──────── Exercise material ────────
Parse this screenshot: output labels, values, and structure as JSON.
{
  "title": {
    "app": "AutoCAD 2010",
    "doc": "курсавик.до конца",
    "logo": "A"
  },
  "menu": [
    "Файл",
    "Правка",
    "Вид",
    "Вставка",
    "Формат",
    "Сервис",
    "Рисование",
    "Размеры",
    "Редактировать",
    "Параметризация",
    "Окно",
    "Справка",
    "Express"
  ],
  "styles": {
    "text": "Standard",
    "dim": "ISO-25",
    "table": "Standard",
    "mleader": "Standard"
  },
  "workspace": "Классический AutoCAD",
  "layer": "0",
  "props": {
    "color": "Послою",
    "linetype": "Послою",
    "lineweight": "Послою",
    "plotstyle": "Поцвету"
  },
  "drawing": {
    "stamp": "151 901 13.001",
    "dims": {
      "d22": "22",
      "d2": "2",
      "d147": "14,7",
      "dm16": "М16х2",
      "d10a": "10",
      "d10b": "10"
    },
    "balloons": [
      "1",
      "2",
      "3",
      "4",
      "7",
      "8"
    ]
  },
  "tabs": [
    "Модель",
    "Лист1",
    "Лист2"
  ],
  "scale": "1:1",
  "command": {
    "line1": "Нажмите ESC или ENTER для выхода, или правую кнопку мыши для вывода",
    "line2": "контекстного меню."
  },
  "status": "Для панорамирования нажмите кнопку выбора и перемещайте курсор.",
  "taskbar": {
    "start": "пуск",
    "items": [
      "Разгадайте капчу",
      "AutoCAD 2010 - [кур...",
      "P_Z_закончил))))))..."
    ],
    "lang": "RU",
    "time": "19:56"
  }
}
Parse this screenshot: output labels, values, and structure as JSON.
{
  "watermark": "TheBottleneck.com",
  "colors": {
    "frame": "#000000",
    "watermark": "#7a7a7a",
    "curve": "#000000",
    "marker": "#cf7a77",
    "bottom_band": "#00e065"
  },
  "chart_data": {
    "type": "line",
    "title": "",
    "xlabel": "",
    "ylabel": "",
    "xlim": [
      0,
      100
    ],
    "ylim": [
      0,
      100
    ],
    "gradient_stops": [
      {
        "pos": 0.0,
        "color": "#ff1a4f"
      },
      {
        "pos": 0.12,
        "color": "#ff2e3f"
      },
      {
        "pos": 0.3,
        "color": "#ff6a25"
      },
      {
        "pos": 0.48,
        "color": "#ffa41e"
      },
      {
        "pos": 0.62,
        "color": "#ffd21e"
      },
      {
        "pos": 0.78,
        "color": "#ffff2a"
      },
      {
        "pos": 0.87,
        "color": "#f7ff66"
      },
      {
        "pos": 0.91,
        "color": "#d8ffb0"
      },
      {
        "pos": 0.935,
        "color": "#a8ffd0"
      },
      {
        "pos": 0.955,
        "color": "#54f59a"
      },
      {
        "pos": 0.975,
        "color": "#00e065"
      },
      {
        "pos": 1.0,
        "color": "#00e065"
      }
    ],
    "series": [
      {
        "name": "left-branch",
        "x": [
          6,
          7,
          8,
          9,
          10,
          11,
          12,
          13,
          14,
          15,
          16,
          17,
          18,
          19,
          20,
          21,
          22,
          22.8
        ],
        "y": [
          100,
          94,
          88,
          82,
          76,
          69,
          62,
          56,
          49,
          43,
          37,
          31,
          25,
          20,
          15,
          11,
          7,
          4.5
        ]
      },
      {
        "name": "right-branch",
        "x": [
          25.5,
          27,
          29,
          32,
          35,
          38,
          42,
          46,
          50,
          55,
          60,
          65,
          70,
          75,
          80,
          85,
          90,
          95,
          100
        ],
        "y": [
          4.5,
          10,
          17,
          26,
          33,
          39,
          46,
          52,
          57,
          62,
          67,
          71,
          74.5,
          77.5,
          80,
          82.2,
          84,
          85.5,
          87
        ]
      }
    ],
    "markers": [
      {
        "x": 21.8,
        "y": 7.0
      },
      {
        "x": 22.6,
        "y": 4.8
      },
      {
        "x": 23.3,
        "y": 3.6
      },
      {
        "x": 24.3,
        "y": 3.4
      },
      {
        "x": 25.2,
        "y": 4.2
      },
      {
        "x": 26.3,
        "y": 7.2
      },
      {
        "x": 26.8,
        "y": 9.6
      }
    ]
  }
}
────────
> [Written exercise] Search the material above for "AutoCAD". Pull out each line where it shows up.

> [Written solution]
    "app": "AutoCAD 2010",
  "workspace": "Классический AutoCAD",
      "AutoCAD 2010 - [кур...",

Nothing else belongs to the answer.